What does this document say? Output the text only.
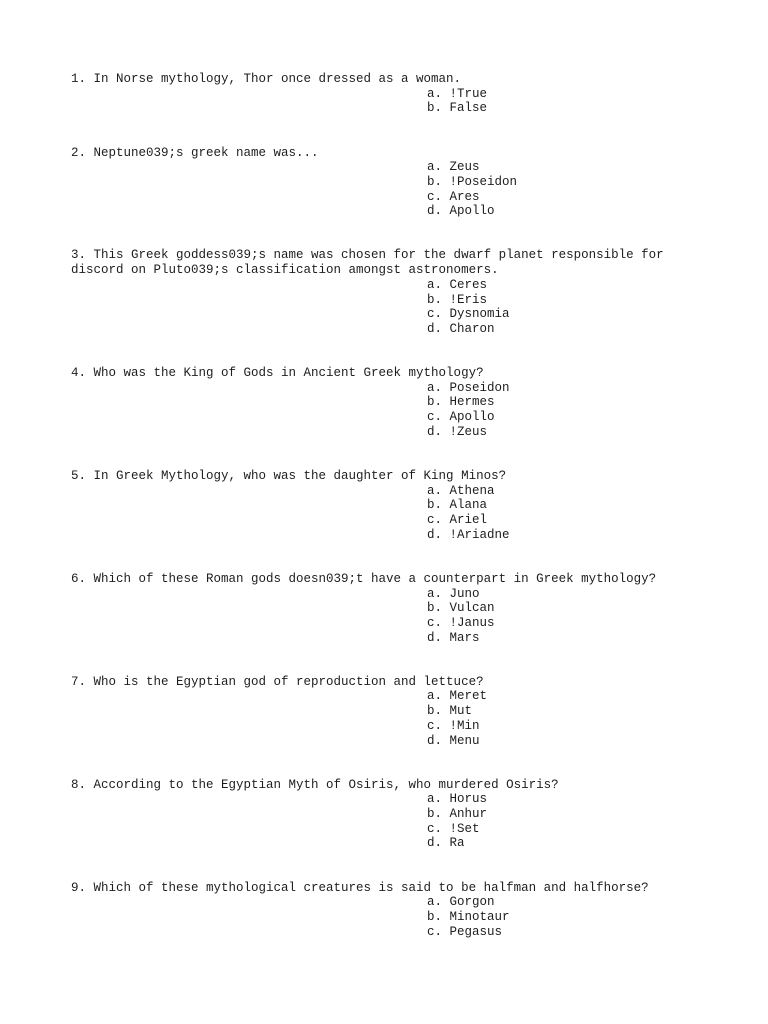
1. In Norse mythology, Thor once dressed as a woman.
a. !True
b. False
2. Neptune039;s greek name was...
a. Zeus
b. !Poseidon
c. Ares
d. Apollo
3. This Greek goddess039;s name was chosen for the dwarf planet responsible for discord on Pluto039;s classification amongst astronomers.
a. Ceres
b. !Eris
c. Dysnomia
d. Charon
4. Who was the King of Gods in Ancient Greek mythology?
a. Poseidon
b. Hermes
c. Apollo
d. !Zeus
5. In Greek Mythology, who was the daughter of King Minos?
a. Athena
b. Alana
c. Ariel
d. !Ariadne
6. Which of these Roman gods doesn039;t have a counterpart in Greek mythology?
a. Juno
b. Vulcan
c. !Janus
d. Mars
7. Who is the Egyptian god of reproduction and lettuce?
a. Meret
b. Mut
c. !Min
d. Menu
8. According to the Egyptian Myth of Osiris, who murdered Osiris?
a. Horus
b. Anhur
c. !Set
d. Ra
9. Which of these mythological creatures is said to be halfman and halfhorse?
a. Gorgon
b. Minotaur
c. Pegasus
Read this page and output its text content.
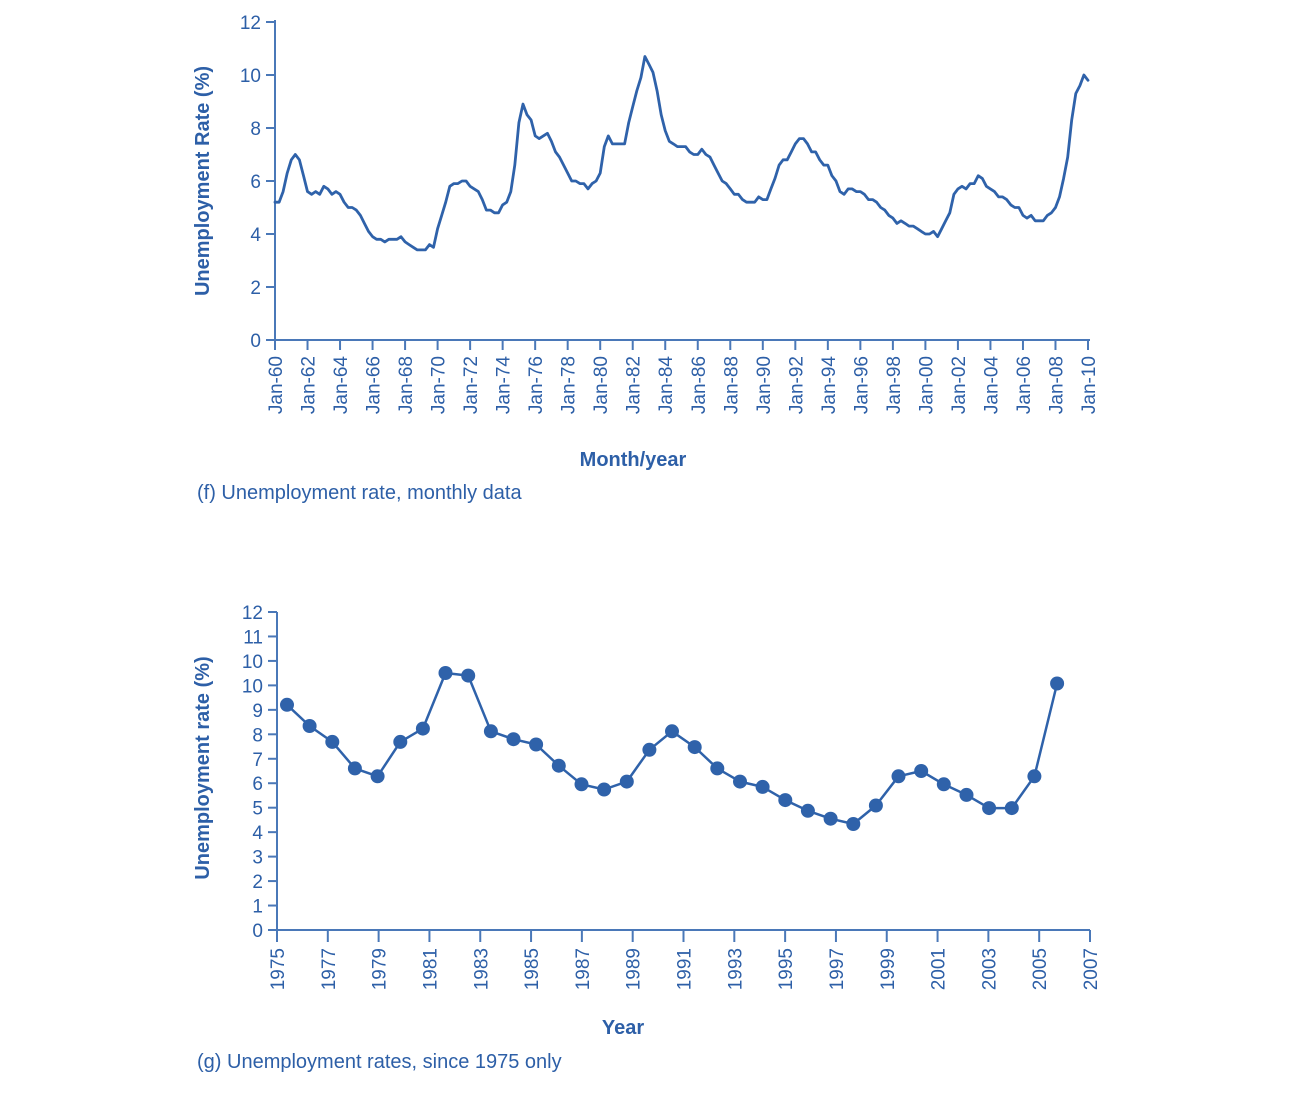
Unemployment Rate (%)
0
2
4
6
8
10
12
Jan-60 Jan-62 Jan-64 Jan-66 Jan-68 Jan-70 Jan-72 Jan-74 Jan-76 Jan-78 Jan-80 Jan-82 Jan-84 Jan-86 Jan-88 Jan-90 Jan-92 Jan-94 Jan-96 Jan-98 Jan-00 Jan-02 Jan-04 Jan-06 Jan-08 Jan-10
Month/year
(f) Unemployment rate, monthly data
Unemployment rate (%)
0
1
2
3
4
5
6
7
8
9
10
10
11
12
1975 1977 1979 1981 1983 1985 1987 1989 1991 1993 1995 1997 1999 2001 2003 2005 2007
Year
(g) Unemployment rates, since 1975 only
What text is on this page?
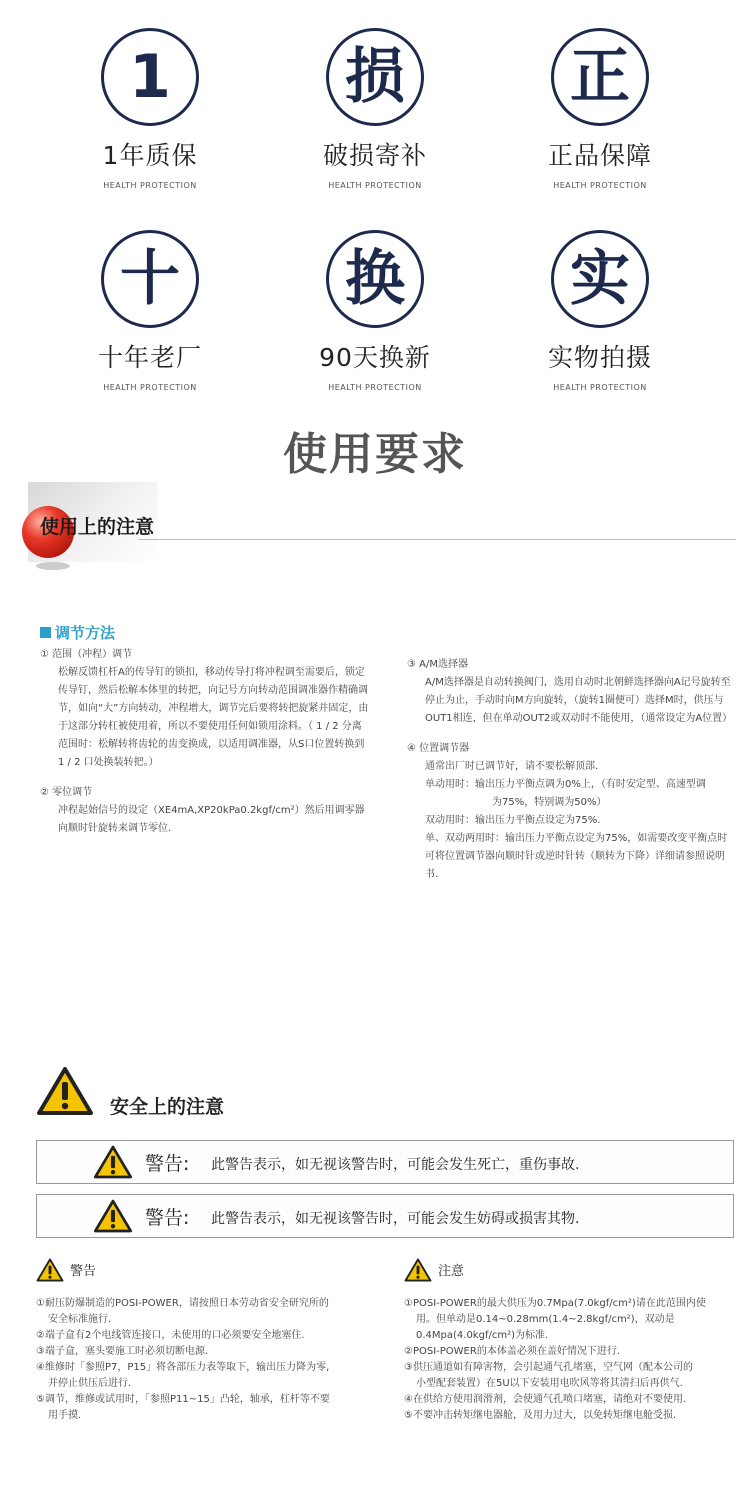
1
1年质保
HEALTH PROTECTION
损
破损寄补
HEALTH PROTECTION
正
正品保障
HEALTH PROTECTION
十
十年老厂
HEALTH PROTECTION
换
90天换新
HEALTH PROTECTION
实
实物拍摄
HEALTH PROTECTION
使用要求
使用上的注意
调节方法
① 范围（冲程）调节
松解反馈杠杆A的传导钉的锁扣，移动传导打将冲程调至需要后，锁定传导钉，然后松解本体里的转把，向记号方向转动范围调准器作精确调节，如向“大”方向转动，冲程增大，调节完后要将转把旋紧并固定，由于这部分转杠被使用着，所以不要使用任何如锁用涂料。（ 1 / 2 分离范围时：松解转将齿轮的齿变换成，以适用调准器，从S口位置转换到 1 / 2 口处换装转把。）
② 零位调节
冲程起始信号的设定（XE4mA,XP20kPa0.2kgf/cm²）然后用调零器向顺时针旋转来调节零位.
③ A/M选择器
A/M选择器是自动转换阀门，选用自动时北朝鲜选择器向A记号旋转至停止为止，手动时向M方向旋转，（旋转1圈便可）选择M时，供压与OUT1相连，但在单动OUT2或双动时不能使用，（通常设定为A位置）
④ 位置调节器
通常出厂时已调节好，请不要松解顶部.
单动用时：输出压力平衡点调为0%上，（有时安定型、高速型调
为75%，特别调为50%）
双动用时：输出压力平衡点设定为75%.
单、双动两用时：输出压力平衡点设定为75%，如需要改变平衡点时可将位置调节器向顺时针或逆时针转（顺转为下降）详细请参照说明书.
安全上的注意
警告: 此警告表示，如无视该警告时，可能会发生死亡，重伤事故.
警告: 此警告表示，如无视该警告时，可能会发生妨碍或损害其物.
警告
①耐压防爆制造的POSI-POWER，请按照日本劳动省安全研究所的
安全标准施行.
②端子盒有2个电线管连接口，未使用的口必须要安全地塞住.
③端子盒，塞头要施工时必须切断电源.
④维修时「参照P7，P15」将各部压力表等取下，输出压力降为零,
并停止供压后进行.
⑤调节，维修或试用时，「参照P11~15」凸轮，轴承，杠杆等不要
用手摸.
注意
①POSI-POWER的最大供压为0.7Mpa(7.0kgf/cm²)请在此范围内使
用。但单动是0.14~0.28mm(1.4~2.8kgf/cm²)，双动是
0.4Mpa(4.0kgf/cm²)为标准.
②POSI-POWER的本体盖必须在盖好情况下进行.
③供压通道如有障害物，会引起通气孔堵塞，空气网（配本公司的
小型配套装置）在5U以下安装用电吹风等将其清扫后再供气.
④在供给方使用润滑剂，会使通气孔喷口堵塞，请绝对不要使用.
⑤不要冲击转矩继电器舱，及用力过大，以免转矩继电舱受损.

|---|

▶ **Written instruction**
Repeat the material above word for word, please, apart from its images.

▶ **Answer for the task**
What does this document say? Output the text only.
1. In Norse mythology, Thor once dressed as a woman.
a. !True
b. False
2. Neptune039;s greek name was...
a. Zeus
b. !Poseidon
c. Ares
d. Apollo
3. This Greek goddess039;s name was chosen for the dwarf planet responsible for discord on Pluto039;s classification amongst astronomers.
a. Ceres
b. !Eris
c. Dysnomia
d. Charon
4. Who was the King of Gods in Ancient Greek mythology?
a. Poseidon
b. Hermes
c. Apollo
d. !Zeus
5. In Greek Mythology, who was the daughter of King Minos?
a. Athena
b. Alana
c. Ariel
d. !Ariadne
6. Which of these Roman gods doesn039;t have a counterpart in Greek mythology?
a. Juno
b. Vulcan
c. !Janus
d. Mars
7. Who is the Egyptian god of reproduction and lettuce?
a. Meret
b. Mut
c. !Min
d. Menu
8. According to the Egyptian Myth of Osiris, who murdered Osiris?
a. Horus
b. Anhur
c. !Set
d. Ra
9. Which of these mythological creatures is said to be halfman and halfhorse?
a. Gorgon
b. Minotaur
c. Pegasus
Read this page and output its text content.
Unemployment Rate (%)
0
2
4
6
8
10
12
Jan-60 Jan-62 Jan-64 Jan-66 Jan-68 Jan-70 Jan-72 Jan-74 Jan-76 Jan-78 Jan-80 Jan-82 Jan-84 Jan-86 Jan-88 Jan-90 Jan-92 Jan-94 Jan-96 Jan-98 Jan-00 Jan-02 Jan-04 Jan-06 Jan-08 Jan-10
Month/year
(f) Unemployment rate, monthly data
Unemployment rate (%)
0
1
2
3
4
5
6
7
8
9
10
10
11
12
1975 1977 1979 1981 1983 1985 1987 1989 1991 1993 1995 1997 1999 2001 2003 2005 2007
Year
(g) Unemployment rates, since 1975 only
What text is on this page?
1
1年质保
HEALTH PROTECTION
损
破损寄补
HEALTH PROTECTION
正
正品保障
HEALTH PROTECTION
十
十年老厂
HEALTH PROTECTION
换
90天换新
HEALTH PROTECTION
实
实物拍摄
HEALTH PROTECTION
使用要求
使用上的注意
调节方法
① 范围（冲程）调节
松解反馈杠杆A的传导钉的锁扣，移动传导打将冲程调至需要后，锁定传导钉，然后松解本体里的转把，向记号方向转动范围调准器作精确调节，如向“大”方向转动，冲程增大，调节完后要将转把旋紧并固定，由于这部分转杠被使用着，所以不要使用任何如锁用涂料。（ 1 / 2 分离范围时：松解转将齿轮的齿变换成，以适用调准器，从S口位置转换到 1 / 2 口处换装转把。）
② 零位调节
冲程起始信号的设定（XE4mA,XP20kPa0.2kgf/cm²）然后用调零器向顺时针旋转来调节零位.
③ A/M选择器
A/M选择器是自动转换阀门，选用自动时北朝鲜选择器向A记号旋转至停止为止，手动时向M方向旋转，（旋转1圈便可）选择M时，供压与OUT1相连，但在单动OUT2或双动时不能使用，（通常设定为A位置）
④ 位置调节器
通常出厂时已调节好，请不要松解顶部.
单动用时：输出压力平衡点调为0%上，（有时安定型、高速型调
为75%，特别调为50%）
双动用时：输出压力平衡点设定为75%.
单、双动两用时：输出压力平衡点设定为75%，如需要改变平衡点时可将位置调节器向顺时针或逆时针转（顺转为下降）详细请参照说明书.
安全上的注意
警告: 此警告表示，如无视该警告时，可能会发生死亡，重伤事故.
警告: 此警告表示，如无视该警告时，可能会发生妨碍或损害其物.
警告
①耐压防爆制造的POSI-POWER，请按照日本劳动省安全研究所的
安全标准施行.
②端子盒有2个电线管连接口，未使用的口必须要安全地塞住.
③端子盒，塞头要施工时必须切断电源.
④维修时「参照P7，P15」将各部压力表等取下，输出压力降为零,
并停止供压后进行.
⑤调节，维修或试用时，「参照P11~15」凸轮，轴承，杠杆等不要
用手摸.
注意
①POSI-POWER的最大供压为0.7Mpa(7.0kgf/cm²)请在此范围内使
用。但单动是0.14~0.28mm(1.4~2.8kgf/cm²)，双动是
0.4Mpa(4.0kgf/cm²)为标准.
②POSI-POWER的本体盖必须在盖好情况下进行.
③供压通道如有障害物，会引起通气孔堵塞，空气网（配本公司的
小型配套装置）在5U以下安装用电吹风等将其清扫后再供气.
④在供给方使用润滑剂，会使通气孔喷口堵塞，请绝对不要使用.
⑤不要冲击转矩继电器舱，及用力过大，以免转矩继电舱受损.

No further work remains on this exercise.